▸ **Отрывок текста**:

>>>>>

Обещание своё Хелла выполнила: до восьмидесяти – дожила. На её надгробном памятнике три даты: «1904–1937–1984» и имя Елены Густавовны Фришер – Хеллы.
В 1994 году Кира Теверовская, эмигрировавшая с мужем в Израиль вслед за сыновьями, прислала мне приглашение. Я нуждалась в передышке, хотела побыть возле неё и жаждала увидеть Святую землю, припасть к ней. Дочери мужа отпустили меня: «Езжайте! Отдохните пару недель. За папу не волнуйтесь».
Лететь надо было через Москву. Встретили меня и отвезли в аэропорт Шереметьево племянники. Пока они парковали машину, я одним махом заполнила декларацию: «Нет», «Не везу», «Не имею».
– Перепишите декларацию, тётя Тамара, – сказали Серёжа с Андрюшей. – Не хочется, чтобы вы там чувствовали себя стеснённо. Вот кое-какие доллары… Не смущайтесь…
Я уже давно соорудила себе защитную маску, которой научилась прикрывать хроническое безденежье. Сами вышедшие из кромешной нужды, двое родных мальчиков с сыновним чутьём решили обеспечить мне душевный комфорт.

<<<<<

▸ **Задания**:
**a)** Напечатайте отрывок воспоминаний без изменений, начиная со слов «В 1994 году» и продолжая до слов «мне душевный комфорт.» включительно.
**b)** Приведите продолжение отрывка воспоминаний, начав сразу после его последнего предложения.

▸ **Исходные данные**:

>>>>>

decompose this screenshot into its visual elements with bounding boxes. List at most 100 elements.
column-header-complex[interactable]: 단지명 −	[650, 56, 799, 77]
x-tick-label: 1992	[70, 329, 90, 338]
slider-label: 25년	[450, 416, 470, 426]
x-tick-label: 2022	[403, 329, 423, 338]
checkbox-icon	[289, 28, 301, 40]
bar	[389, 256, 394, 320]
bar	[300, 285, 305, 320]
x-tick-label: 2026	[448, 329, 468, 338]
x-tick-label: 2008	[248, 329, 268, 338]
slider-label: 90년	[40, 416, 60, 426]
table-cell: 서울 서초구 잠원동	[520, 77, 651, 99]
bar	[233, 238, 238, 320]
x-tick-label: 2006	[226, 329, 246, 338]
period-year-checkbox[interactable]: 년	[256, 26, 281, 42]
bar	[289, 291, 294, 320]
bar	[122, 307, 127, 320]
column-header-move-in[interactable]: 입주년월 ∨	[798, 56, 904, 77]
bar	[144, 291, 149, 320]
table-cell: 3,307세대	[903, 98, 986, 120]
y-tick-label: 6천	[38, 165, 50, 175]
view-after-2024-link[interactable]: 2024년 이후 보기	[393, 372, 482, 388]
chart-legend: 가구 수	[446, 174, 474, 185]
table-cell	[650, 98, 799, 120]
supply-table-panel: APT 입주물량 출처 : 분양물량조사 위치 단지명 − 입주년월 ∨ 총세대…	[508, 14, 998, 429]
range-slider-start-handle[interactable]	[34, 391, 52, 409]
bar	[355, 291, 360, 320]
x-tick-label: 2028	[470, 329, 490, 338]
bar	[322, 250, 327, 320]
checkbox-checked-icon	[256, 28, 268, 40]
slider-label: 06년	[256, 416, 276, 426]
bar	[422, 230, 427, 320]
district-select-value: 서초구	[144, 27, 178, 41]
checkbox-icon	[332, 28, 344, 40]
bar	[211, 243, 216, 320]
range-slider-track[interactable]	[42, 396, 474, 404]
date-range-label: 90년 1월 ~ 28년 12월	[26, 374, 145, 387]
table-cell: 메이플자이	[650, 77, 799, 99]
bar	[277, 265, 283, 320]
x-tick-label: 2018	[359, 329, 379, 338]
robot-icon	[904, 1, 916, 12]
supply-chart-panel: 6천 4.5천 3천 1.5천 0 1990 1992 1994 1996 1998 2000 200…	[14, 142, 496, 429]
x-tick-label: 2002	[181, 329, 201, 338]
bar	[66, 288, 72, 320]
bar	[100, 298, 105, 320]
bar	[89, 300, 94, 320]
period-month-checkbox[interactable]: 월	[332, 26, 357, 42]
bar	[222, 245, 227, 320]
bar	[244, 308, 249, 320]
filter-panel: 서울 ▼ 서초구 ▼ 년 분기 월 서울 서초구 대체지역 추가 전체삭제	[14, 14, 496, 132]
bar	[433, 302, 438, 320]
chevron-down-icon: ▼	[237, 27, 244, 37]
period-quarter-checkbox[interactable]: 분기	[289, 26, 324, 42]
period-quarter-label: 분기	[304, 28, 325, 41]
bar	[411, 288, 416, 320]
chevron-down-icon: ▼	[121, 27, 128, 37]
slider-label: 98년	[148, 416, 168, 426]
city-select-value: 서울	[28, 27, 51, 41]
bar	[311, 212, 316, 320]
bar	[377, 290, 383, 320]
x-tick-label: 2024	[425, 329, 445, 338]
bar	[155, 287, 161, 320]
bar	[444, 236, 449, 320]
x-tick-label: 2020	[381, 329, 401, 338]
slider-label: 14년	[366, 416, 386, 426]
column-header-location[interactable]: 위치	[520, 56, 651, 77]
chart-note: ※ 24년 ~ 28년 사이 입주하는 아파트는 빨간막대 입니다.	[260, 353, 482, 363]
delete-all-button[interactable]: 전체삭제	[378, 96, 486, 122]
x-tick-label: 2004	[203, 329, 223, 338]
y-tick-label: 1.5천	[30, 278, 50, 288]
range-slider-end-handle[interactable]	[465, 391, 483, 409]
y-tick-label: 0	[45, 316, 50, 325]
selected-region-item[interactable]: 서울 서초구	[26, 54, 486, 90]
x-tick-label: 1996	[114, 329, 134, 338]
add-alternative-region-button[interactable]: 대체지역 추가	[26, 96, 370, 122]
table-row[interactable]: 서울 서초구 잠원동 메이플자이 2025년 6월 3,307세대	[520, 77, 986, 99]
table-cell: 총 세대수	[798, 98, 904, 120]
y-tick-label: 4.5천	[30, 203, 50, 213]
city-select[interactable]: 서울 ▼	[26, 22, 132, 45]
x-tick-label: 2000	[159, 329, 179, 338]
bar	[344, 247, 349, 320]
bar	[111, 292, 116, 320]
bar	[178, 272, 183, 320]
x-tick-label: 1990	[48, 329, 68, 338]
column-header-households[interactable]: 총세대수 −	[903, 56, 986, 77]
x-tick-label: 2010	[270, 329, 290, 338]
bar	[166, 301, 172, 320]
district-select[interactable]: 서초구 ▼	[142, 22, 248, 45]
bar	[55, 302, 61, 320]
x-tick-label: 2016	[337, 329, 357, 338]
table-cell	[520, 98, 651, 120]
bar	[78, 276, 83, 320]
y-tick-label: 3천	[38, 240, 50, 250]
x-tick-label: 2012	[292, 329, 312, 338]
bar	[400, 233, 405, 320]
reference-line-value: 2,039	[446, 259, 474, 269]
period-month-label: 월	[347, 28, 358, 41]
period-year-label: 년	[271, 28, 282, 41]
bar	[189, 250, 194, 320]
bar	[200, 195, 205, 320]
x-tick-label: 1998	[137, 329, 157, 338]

<<<<<

▸ **Ожидаемые ответы**:
**a)**
В 1994 году Кира Теверовская, эмигрировавшая с мужем в Израиль вслед за сыновьями, прислала мне приглашение. Я нуждалась в передышке, хотела побыть возле неё и жаждала увидеть Святую землю, припасть к ней. Дочери мужа отпустили меня: «Езжайте! Отдохните пару недель. За папу не волнуйтесь».
Лететь надо было через Москву. Встретили меня и отвезли в аэропорт Шереметьево племянники. Пока они парковали машину, я одним махом заполнила декларацию: «Нет», «Не везу», «Не имею».
– Перепишите декларацию, тётя Тамара, – сказали Серёжа с Андрюшей. – Не хочется, чтобы вы там чувствовали себя стеснённо. Вот кое-какие доллары… Не смущайтесь…
Я уже давно соорудила себе защитную маску, которой научилась прикрывать хроническое безденежье. Сами вышедшие из кромешной нужды, двое родных мальчиков с сыновним чутьём решили обеспечить мне душевный комфорт.

**b)**
– А жёны ваши знают об этом? – нерешительно спросила я.
– Да, тётя Тамара. Конечно знают, – хором ответили братья. – Они с нами «во всём согласные».
Уже через три часа самолёт пошёл на снижение над страной, которую я до массовой еврейской эмиграции считала мифом. Израиль? Иерусалим? Гефсиманский сад? Эти древние символы неожиданно тесно переплелись теперь с реальными судьбами друзей.
Скрежет экскаваторов, катков, ремонтники в знакомо оранжевых спецовках, асфальтировавшие дороги вокруг аэропорта, пригасили взволнованность. Увидев встречающих меня Киру и внука школьного друга Давида – Вадика, я поразилась: почему они вместе? Впрочем, конечно, все они здесь перезнакомились сами, без моего посредничества.
…Мы проезжали мимо банановых рощ. Гроздья бананов прямо на деревьях были упакованы в синие целлофановые мешки и дозревали в них.
– Зачем?
– Это те, что на экспорт.
На полях, где выращивалась клубника, виднелись расчищенные площадки для вертолётов.
– Зачем?
– Клубнику собирают в корзиночки и тут же на вертолёте отправляют в аэропорт. Оттуда – в другие страны.
Каналы. Хранилища с очищенной водой. Каждый кусок земли использован подо что-то полезное. Это первые впечатления от страны. Современный Израиль упрямо заслонял древний.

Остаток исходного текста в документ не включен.